WORK TO DO:
Leave out the pictures; transcribe all else exactly.

EXTRACTED RECORDS:

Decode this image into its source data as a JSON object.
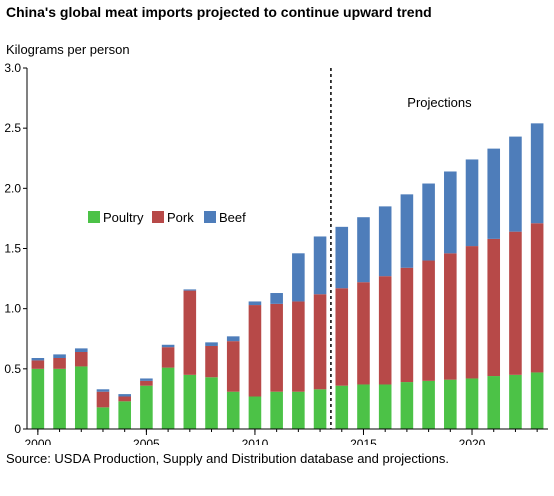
{
  "chart_data": {
    "type": "bar",
    "stacked": true,
    "title": "China's global meat imports projected to continue upward trend",
    "ylabel": "Kilograms per person",
    "xlabel": "",
    "ylim": [
      0,
      3.0
    ],
    "xlim": [
      2000,
      2023
    ],
    "x": [
      2000,
      2001,
      2002,
      2003,
      2004,
      2005,
      2006,
      2007,
      2008,
      2009,
      2010,
      2011,
      2012,
      2013,
      2014,
      2015,
      2016,
      2017,
      2018,
      2019,
      2020,
      2021,
      2022,
      2023
    ],
    "x_ticks": [
      2000,
      2005,
      2010,
      2015,
      2020
    ],
    "x_tick_labels": [
      "2000",
      "2005",
      "2010",
      "2015",
      "2020"
    ],
    "y_ticks": [
      0,
      0.5,
      1.0,
      1.5,
      2.0,
      2.5,
      3.0
    ],
    "y_tick_labels": [
      "0",
      "0.5",
      "1.0",
      "1.5",
      "2.0",
      "2.5",
      "3.0"
    ],
    "grid": false,
    "legend_position": "center-left",
    "series": [
      {
        "name": "Poultry",
        "color": "#4cc247",
        "values": [
          0.5,
          0.5,
          0.52,
          0.18,
          0.23,
          0.36,
          0.51,
          0.45,
          0.43,
          0.31,
          0.27,
          0.31,
          0.31,
          0.33,
          0.36,
          0.37,
          0.37,
          0.39,
          0.4,
          0.41,
          0.42,
          0.44,
          0.45,
          0.47
        ]
      },
      {
        "name": "Pork",
        "color": "#b74948",
        "values": [
          0.07,
          0.09,
          0.12,
          0.13,
          0.04,
          0.04,
          0.17,
          0.7,
          0.26,
          0.42,
          0.76,
          0.73,
          0.75,
          0.79,
          0.81,
          0.85,
          0.9,
          0.95,
          1.0,
          1.05,
          1.1,
          1.14,
          1.19,
          1.24
        ]
      },
      {
        "name": "Beef",
        "color": "#4e7dba",
        "values": [
          0.02,
          0.03,
          0.03,
          0.02,
          0.02,
          0.02,
          0.02,
          0.01,
          0.03,
          0.04,
          0.03,
          0.09,
          0.4,
          0.48,
          0.51,
          0.54,
          0.58,
          0.61,
          0.64,
          0.68,
          0.72,
          0.75,
          0.79,
          0.83
        ]
      }
    ],
    "annotations": [
      {
        "text": "Projections",
        "divider_between": [
          2013,
          2014
        ]
      }
    ]
  },
  "source_note": "Source: USDA Production, Supply and Distribution database and projections."
}
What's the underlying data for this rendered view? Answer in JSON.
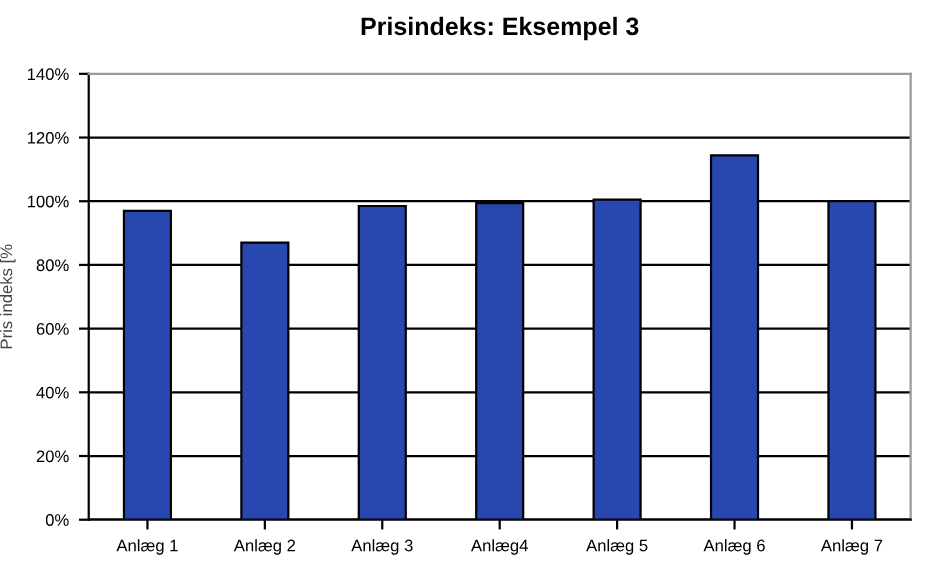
{
  "chart_data": {
    "type": "bar",
    "title": "Prisindeks: Eksempel 3",
    "ylabel": "Pris indeks [%",
    "categories": [
      "Anlæg 1",
      "Anlæg 2",
      "Anlæg 3",
      "Anlæg4",
      "Anlæg 5",
      "Anlæg 6",
      "Anlæg 7"
    ],
    "values": [
      97,
      87,
      98.5,
      99.4,
      100.5,
      114.4,
      100
    ],
    "color": "#2848b0",
    "ylim": [
      0,
      140
    ],
    "yticks": [
      {
        "value": 0,
        "label": "0%"
      },
      {
        "value": 20,
        "label": "20%"
      },
      {
        "value": 40,
        "label": "40%"
      },
      {
        "value": 60,
        "label": "60%"
      },
      {
        "value": 80,
        "label": "80%"
      },
      {
        "value": 100,
        "label": "100%"
      },
      {
        "value": 120,
        "label": "120%"
      },
      {
        "value": 140,
        "label": "140%"
      }
    ],
    "grid": "y",
    "legend": false
  }
}
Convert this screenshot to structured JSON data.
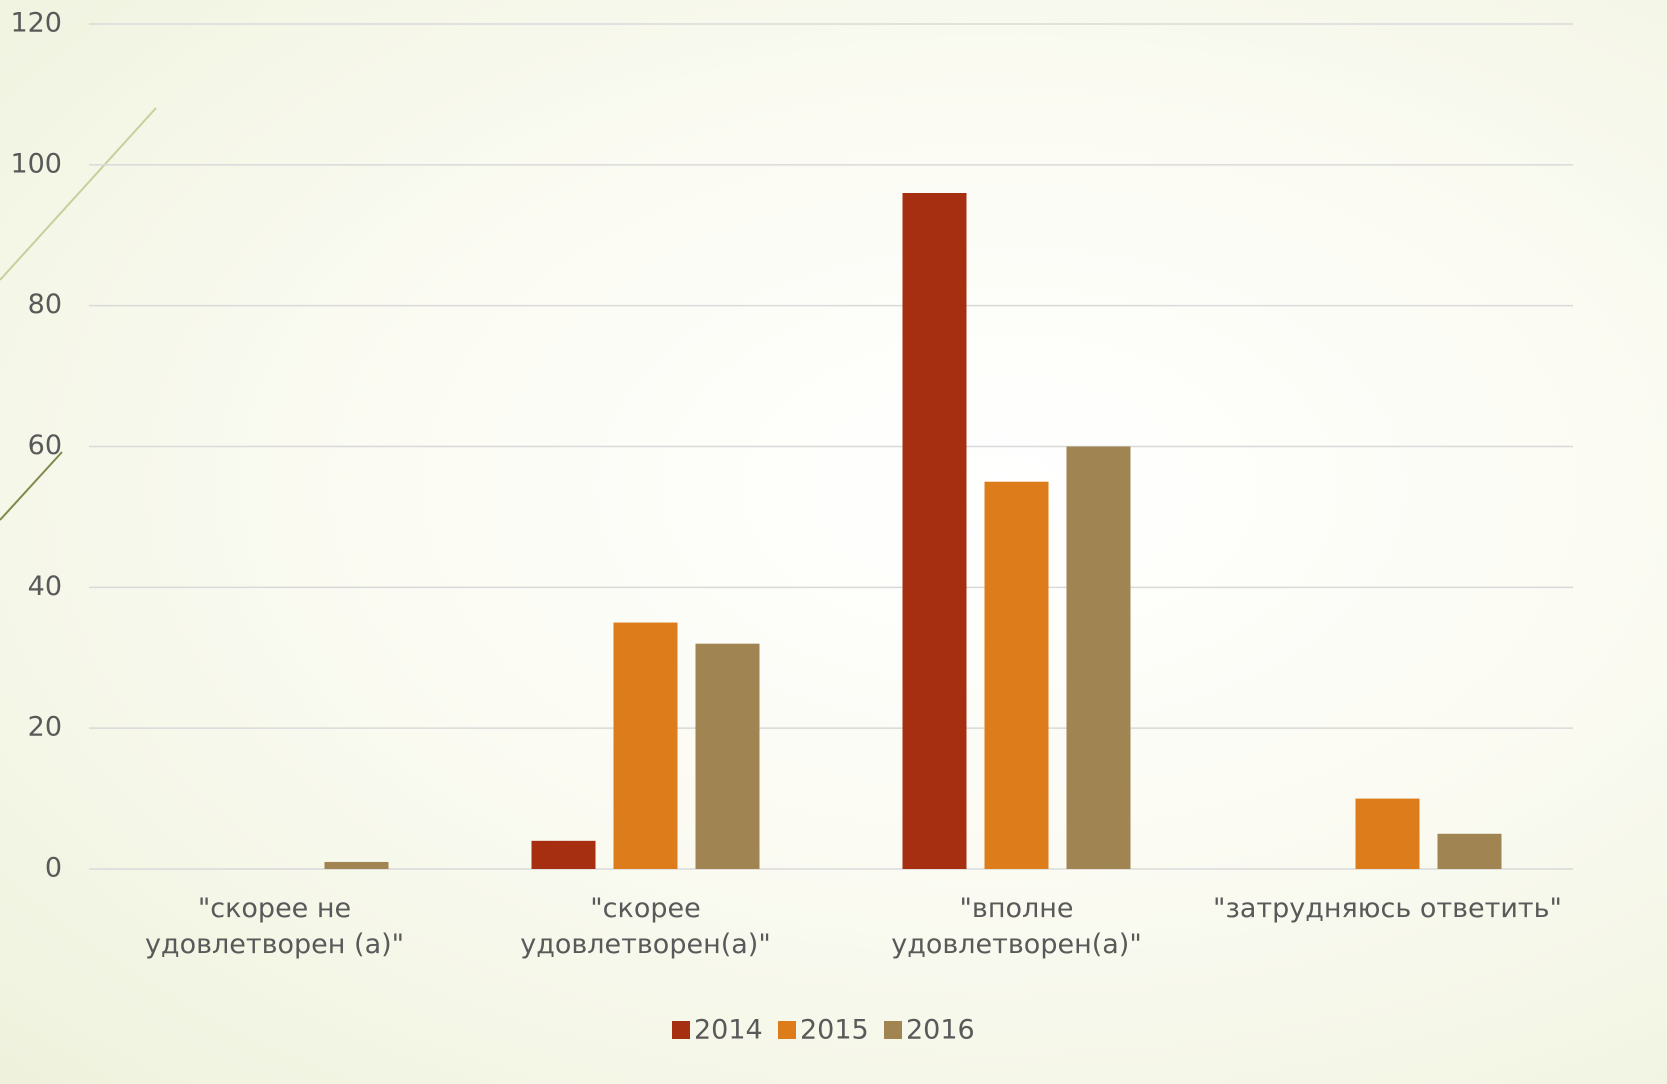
{
  "chart_data": {
    "type": "bar",
    "categories": [
      "\"скорее не\nудовлетворен (а)\"",
      "\"скорее\nудовлетворен(а)\"",
      "\"вполне\nудовлетворен(а)\"",
      "\"затрудняюсь ответить\""
    ],
    "series": [
      {
        "name": "2014",
        "color": "#a52f10",
        "values": [
          0,
          4,
          96,
          0
        ]
      },
      {
        "name": "2015",
        "color": "#dd7c1a",
        "values": [
          0,
          35,
          55,
          10
        ]
      },
      {
        "name": "2016",
        "color": "#a08452",
        "values": [
          1,
          32,
          60,
          5
        ]
      }
    ],
    "ylim": [
      0,
      120
    ],
    "yticks": [
      0,
      20,
      40,
      60,
      80,
      100,
      120
    ],
    "grid": true,
    "legend": "bottom"
  }
}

CORRECT ANSWER:
Decode this image into its source data as a JSON object.
{
  "chart_data": {
    "type": "bar",
    "stacked": true,
    "title": "China's global meat imports projected to continue upward trend",
    "ylabel": "Kilograms per person",
    "xlabel": "",
    "ylim": [
      0,
      3.0
    ],
    "xlim": [
      2000,
      2023
    ],
    "x": [
      2000,
      2001,
      2002,
      2003,
      2004,
      2005,
      2006,
      2007,
      2008,
      2009,
      2010,
      2011,
      2012,
      2013,
      2014,
      2015,
      2016,
      2017,
      2018,
      2019,
      2020,
      2021,
      2022,
      2023
    ],
    "x_ticks": [
      2000,
      2005,
      2010,
      2015,
      2020
    ],
    "x_tick_labels": [
      "2000",
      "2005",
      "2010",
      "2015",
      "2020"
    ],
    "y_ticks": [
      0,
      0.5,
      1.0,
      1.5,
      2.0,
      2.5,
      3.0
    ],
    "y_tick_labels": [
      "0",
      "0.5",
      "1.0",
      "1.5",
      "2.0",
      "2.5",
      "3.0"
    ],
    "grid": false,
    "legend_position": "center-left",
    "series": [
      {
        "name": "Poultry",
        "color": "#4cc247",
        "values": [
          0.5,
          0.5,
          0.52,
          0.18,
          0.23,
          0.36,
          0.51,
          0.45,
          0.43,
          0.31,
          0.27,
          0.31,
          0.31,
          0.33,
          0.36,
          0.37,
          0.37,
          0.39,
          0.4,
          0.41,
          0.42,
          0.44,
          0.45,
          0.47
        ]
      },
      {
        "name": "Pork",
        "color": "#b74948",
        "values": [
          0.07,
          0.09,
          0.12,
          0.13,
          0.04,
          0.04,
          0.17,
          0.7,
          0.26,
          0.42,
          0.76,
          0.73,
          0.75,
          0.79,
          0.81,
          0.85,
          0.9,
          0.95,
          1.0,
          1.05,
          1.1,
          1.14,
          1.19,
          1.24
        ]
      },
      {
        "name": "Beef",
        "color": "#4e7dba",
        "values": [
          0.02,
          0.03,
          0.03,
          0.02,
          0.02,
          0.02,
          0.02,
          0.01,
          0.03,
          0.04,
          0.03,
          0.09,
          0.4,
          0.48,
          0.51,
          0.54,
          0.58,
          0.61,
          0.64,
          0.68,
          0.72,
          0.75,
          0.79,
          0.83
        ]
      }
    ],
    "annotations": [
      {
        "text": "Projections",
        "divider_between": [
          2013,
          2014
        ]
      }
    ]
  },
  "source_note": "Source: USDA Production, Supply and Distribution database and projections."
}
What's the underlying data for this rendered view? Answer in JSON.
{
  "chart_data": {
    "type": "bar",
    "title": "Prisindeks: Eksempel 3",
    "ylabel": "Pris indeks [%",
    "categories": [
      "Anlæg 1",
      "Anlæg 2",
      "Anlæg 3",
      "Anlæg4",
      "Anlæg 5",
      "Anlæg 6",
      "Anlæg 7"
    ],
    "values": [
      97,
      87,
      98.5,
      99.4,
      100.5,
      114.4,
      100
    ],
    "color": "#2848b0",
    "ylim": [
      0,
      140
    ],
    "yticks": [
      {
        "value": 0,
        "label": "0%"
      },
      {
        "value": 20,
        "label": "20%"
      },
      {
        "value": 40,
        "label": "40%"
      },
      {
        "value": 60,
        "label": "60%"
      },
      {
        "value": 80,
        "label": "80%"
      },
      {
        "value": 100,
        "label": "100%"
      },
      {
        "value": 120,
        "label": "120%"
      },
      {
        "value": 140,
        "label": "140%"
      }
    ],
    "grid": "y",
    "legend": false
  }
}
Convert this screenshot to structured JSON data.
{
  "chart_data": {
    "type": "bar",
    "categories": [
      "\"скорее не\nудовлетворен (а)\"",
      "\"скорее\nудовлетворен(а)\"",
      "\"вполне\nудовлетворен(а)\"",
      "\"затрудняюсь ответить\""
    ],
    "series": [
      {
        "name": "2014",
        "color": "#a52f10",
        "values": [
          0,
          4,
          96,
          0
        ]
      },
      {
        "name": "2015",
        "color": "#dd7c1a",
        "values": [
          0,
          35,
          55,
          10
        ]
      },
      {
        "name": "2016",
        "color": "#a08452",
        "values": [
          1,
          32,
          60,
          5
        ]
      }
    ],
    "ylim": [
      0,
      120
    ],
    "yticks": [
      0,
      20,
      40,
      60,
      80,
      100,
      120
    ],
    "grid": true,
    "legend": "bottom"
  }
}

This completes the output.